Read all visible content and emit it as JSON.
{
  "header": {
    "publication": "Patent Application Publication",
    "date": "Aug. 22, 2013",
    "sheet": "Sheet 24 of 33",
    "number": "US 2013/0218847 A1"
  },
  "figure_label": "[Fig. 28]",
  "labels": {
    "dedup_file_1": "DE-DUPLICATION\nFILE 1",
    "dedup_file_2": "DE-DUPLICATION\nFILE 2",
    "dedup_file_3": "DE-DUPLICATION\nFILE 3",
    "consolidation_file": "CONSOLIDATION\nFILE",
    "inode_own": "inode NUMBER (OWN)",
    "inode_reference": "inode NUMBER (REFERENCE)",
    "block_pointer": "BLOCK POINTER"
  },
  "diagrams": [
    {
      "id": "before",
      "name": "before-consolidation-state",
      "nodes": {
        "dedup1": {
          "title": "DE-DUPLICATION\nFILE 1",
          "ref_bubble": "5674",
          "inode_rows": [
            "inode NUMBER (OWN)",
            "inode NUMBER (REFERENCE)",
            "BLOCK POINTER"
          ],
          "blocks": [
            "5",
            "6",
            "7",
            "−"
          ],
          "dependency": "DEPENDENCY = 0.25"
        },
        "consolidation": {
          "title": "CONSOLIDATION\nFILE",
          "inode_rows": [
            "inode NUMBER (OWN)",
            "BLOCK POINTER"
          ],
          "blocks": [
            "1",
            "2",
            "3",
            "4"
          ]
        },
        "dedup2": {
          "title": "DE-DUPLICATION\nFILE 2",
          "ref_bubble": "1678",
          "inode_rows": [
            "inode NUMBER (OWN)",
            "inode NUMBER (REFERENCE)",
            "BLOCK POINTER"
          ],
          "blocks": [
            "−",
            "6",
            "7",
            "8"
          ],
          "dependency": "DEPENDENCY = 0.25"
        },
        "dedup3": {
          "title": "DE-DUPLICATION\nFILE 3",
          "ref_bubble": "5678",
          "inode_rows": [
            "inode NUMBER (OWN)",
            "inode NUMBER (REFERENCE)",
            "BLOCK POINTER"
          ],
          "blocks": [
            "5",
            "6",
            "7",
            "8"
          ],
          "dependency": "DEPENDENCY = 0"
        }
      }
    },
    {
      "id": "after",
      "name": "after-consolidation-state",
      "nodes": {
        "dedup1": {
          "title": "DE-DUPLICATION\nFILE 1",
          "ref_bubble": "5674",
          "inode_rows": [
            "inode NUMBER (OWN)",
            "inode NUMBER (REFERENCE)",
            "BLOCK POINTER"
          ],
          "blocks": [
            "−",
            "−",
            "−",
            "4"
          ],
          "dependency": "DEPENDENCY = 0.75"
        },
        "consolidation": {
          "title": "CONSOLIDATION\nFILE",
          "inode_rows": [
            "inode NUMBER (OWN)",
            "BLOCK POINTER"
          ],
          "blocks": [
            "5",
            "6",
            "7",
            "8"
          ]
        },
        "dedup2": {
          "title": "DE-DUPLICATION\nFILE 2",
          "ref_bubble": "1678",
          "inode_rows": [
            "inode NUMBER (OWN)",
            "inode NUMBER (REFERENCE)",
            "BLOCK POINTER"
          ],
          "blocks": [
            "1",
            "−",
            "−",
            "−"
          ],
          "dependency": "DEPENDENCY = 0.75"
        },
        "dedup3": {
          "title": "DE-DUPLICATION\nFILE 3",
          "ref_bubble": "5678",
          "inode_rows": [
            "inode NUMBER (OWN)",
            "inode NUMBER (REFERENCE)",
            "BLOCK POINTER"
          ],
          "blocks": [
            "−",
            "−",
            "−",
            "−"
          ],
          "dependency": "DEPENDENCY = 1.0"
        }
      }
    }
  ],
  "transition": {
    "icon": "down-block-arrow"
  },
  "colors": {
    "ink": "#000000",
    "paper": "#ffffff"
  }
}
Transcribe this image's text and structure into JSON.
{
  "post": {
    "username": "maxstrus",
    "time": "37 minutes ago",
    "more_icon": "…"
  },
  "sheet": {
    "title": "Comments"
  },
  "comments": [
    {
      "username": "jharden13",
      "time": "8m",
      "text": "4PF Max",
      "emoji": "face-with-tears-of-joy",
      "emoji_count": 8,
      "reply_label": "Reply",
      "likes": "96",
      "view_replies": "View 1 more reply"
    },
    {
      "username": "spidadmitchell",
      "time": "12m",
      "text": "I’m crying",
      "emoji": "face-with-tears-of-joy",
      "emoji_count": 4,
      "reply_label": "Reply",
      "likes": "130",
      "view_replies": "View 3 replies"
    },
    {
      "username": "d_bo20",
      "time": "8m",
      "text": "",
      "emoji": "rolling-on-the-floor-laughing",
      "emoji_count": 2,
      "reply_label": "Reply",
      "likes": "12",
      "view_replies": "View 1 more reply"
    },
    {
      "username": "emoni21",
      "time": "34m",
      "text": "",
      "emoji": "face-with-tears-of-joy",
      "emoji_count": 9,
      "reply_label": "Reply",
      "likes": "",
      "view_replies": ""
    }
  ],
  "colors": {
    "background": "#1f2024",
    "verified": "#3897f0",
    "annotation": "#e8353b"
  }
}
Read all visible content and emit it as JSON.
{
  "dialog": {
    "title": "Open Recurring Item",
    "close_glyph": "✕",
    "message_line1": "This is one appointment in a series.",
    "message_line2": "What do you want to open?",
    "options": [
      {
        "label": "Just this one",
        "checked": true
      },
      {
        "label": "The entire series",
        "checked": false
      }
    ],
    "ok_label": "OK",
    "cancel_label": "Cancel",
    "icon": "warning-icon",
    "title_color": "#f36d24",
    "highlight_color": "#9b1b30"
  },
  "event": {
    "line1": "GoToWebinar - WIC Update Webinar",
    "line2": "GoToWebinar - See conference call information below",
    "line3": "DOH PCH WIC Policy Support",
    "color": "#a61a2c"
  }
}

════════

Quote each line of the listing above exactly.

Solution ->
Read all visible content and emit it as JSON.
{
  "header": {
    "publication": "Patent Application Publication",
    "date": "Aug. 22, 2013",
    "sheet": "Sheet 24 of 33",
    "number": "US 2013/0218847 A1"
  },
  "figure_label": "[Fig. 28]",
  "labels": {
    "dedup_file_1": "DE-DUPLICATION\nFILE 1",
    "dedup_file_2": "DE-DUPLICATION\nFILE 2",
    "dedup_file_3": "DE-DUPLICATION\nFILE 3",
    "consolidation_file": "CONSOLIDATION\nFILE",
    "inode_own": "inode NUMBER (OWN)",
    "inode_reference": "inode NUMBER (REFERENCE)",
    "block_pointer": "BLOCK POINTER"
  },
  "diagrams": [
    {
      "id": "before",
      "name": "before-consolidation-state",
      "nodes": {
        "dedup1": {
          "title": "DE-DUPLICATION\nFILE 1",
          "ref_bubble": "5674",
          "inode_rows": [
            "inode NUMBER (OWN)",
            "inode NUMBER (REFERENCE)",
            "BLOCK POINTER"
          ],
          "blocks": [
            "5",
            "6",
            "7",
            "−"
          ],
          "dependency": "DEPENDENCY = 0.25"
        },
        "consolidation": {
          "title": "CONSOLIDATION\nFILE",
          "inode_rows": [
            "inode NUMBER (OWN)",
            "BLOCK POINTER"
          ],
          "blocks": [
            "1",
            "2",
            "3",
            "4"
          ]
        },
        "dedup2": {
          "title": "DE-DUPLICATION\nFILE 2",
          "ref_bubble": "1678",
          "inode_rows": [
            "inode NUMBER (OWN)",
            "inode NUMBER (REFERENCE)",
            "BLOCK POINTER"
          ],
          "blocks": [
            "−",
            "6",
            "7",
            "8"
          ],
          "dependency": "DEPENDENCY = 0.25"
        },
        "dedup3": {
          "title": "DE-DUPLICATION\nFILE 3",
          "ref_bubble": "5678",
          "inode_rows": [
            "inode NUMBER (OWN)",
            "inode NUMBER (REFERENCE)",
            "BLOCK POINTER"
          ],
          "blocks": [
            "5",
            "6",
            "7",
            "8"
          ],
          "dependency": "DEPENDENCY = 0"
        }
      }
    },
    {
      "id": "after",
      "name": "after-consolidation-state",
      "nodes": {
        "dedup1": {
          "title": "DE-DUPLICATION\nFILE 1",
          "ref_bubble": "5674",
          "inode_rows": [
            "inode NUMBER (OWN)",
            "inode NUMBER (REFERENCE)",
            "BLOCK POINTER"
          ],
          "blocks": [
            "−",
            "−",
            "−",
            "4"
          ],
          "dependency": "DEPENDENCY = 0.75"
        },
        "consolidation": {
          "title": "CONSOLIDATION\nFILE",
          "inode_rows": [
            "inode NUMBER (OWN)",
            "BLOCK POINTER"
          ],
          "blocks": [
            "5",
            "6",
            "7",
            "8"
          ]
        },
        "dedup2": {
          "title": "DE-DUPLICATION\nFILE 2",
          "ref_bubble": "1678",
          "inode_rows": [
            "inode NUMBER (OWN)",
            "inode NUMBER (REFERENCE)",
            "BLOCK POINTER"
          ],
          "blocks": [
            "1",
            "−",
            "−",
            "−"
          ],
          "dependency": "DEPENDENCY = 0.75"
        },
        "dedup3": {
          "title": "DE-DUPLICATION\nFILE 3",
          "ref_bubble": "5678",
          "inode_rows": [
            "inode NUMBER (OWN)",
            "inode NUMBER (REFERENCE)",
            "BLOCK POINTER"
          ],
          "blocks": [
            "−",
            "−",
            "−",
            "−"
          ],
          "dependency": "DEPENDENCY = 1.0"
        }
      }
    }
  ],
  "transition": {
    "icon": "down-block-arrow"
  },
  "colors": {
    "ink": "#000000",
    "paper": "#ffffff"
  }
}
Transcribe this image's text and structure into JSON.
{
  "post": {
    "username": "maxstrus",
    "time": "37 minutes ago",
    "more_icon": "…"
  },
  "sheet": {
    "title": "Comments"
  },
  "comments": [
    {
      "username": "jharden13",
      "time": "8m",
      "text": "4PF Max",
      "emoji": "face-with-tears-of-joy",
      "emoji_count": 8,
      "reply_label": "Reply",
      "likes": "96",
      "view_replies": "View 1 more reply"
    },
    {
      "username": "spidadmitchell",
      "time": "12m",
      "text": "I’m crying",
      "emoji": "face-with-tears-of-joy",
      "emoji_count": 4,
      "reply_label": "Reply",
      "likes": "130",
      "view_replies": "View 3 replies"
    },
    {
      "username": "d_bo20",
      "time": "8m",
      "text": "",
      "emoji": "rolling-on-the-floor-laughing",
      "emoji_count": 2,
      "reply_label": "Reply",
      "likes": "12",
      "view_replies": "View 1 more reply"
    },
    {
      "username": "emoni21",
      "time": "34m",
      "text": "",
      "emoji": "face-with-tears-of-joy",
      "emoji_count": 9,
      "reply_label": "Reply",
      "likes": "",
      "view_replies": ""
    }
  ],
  "colors": {
    "background": "#1f2024",
    "verified": "#3897f0",
    "annotation": "#e8353b"
  }
}
Read all visible content and emit it as JSON.
{
  "dialog": {
    "title": "Open Recurring Item",
    "close_glyph": "✕",
    "message_line1": "This is one appointment in a series.",
    "message_line2": "What do you want to open?",
    "options": [
      {
        "label": "Just this one",
        "checked": true
      },
      {
        "label": "The entire series",
        "checked": false
      }
    ],
    "ok_label": "OK",
    "cancel_label": "Cancel",
    "icon": "warning-icon",
    "title_color": "#f36d24",
    "highlight_color": "#9b1b30"
  },
  "event": {
    "line1": "GoToWebinar - WIC Update Webinar",
    "line2": "GoToWebinar - See conference call information below",
    "line3": "DOH PCH WIC Policy Support",
    "color": "#a61a2c"
  }
}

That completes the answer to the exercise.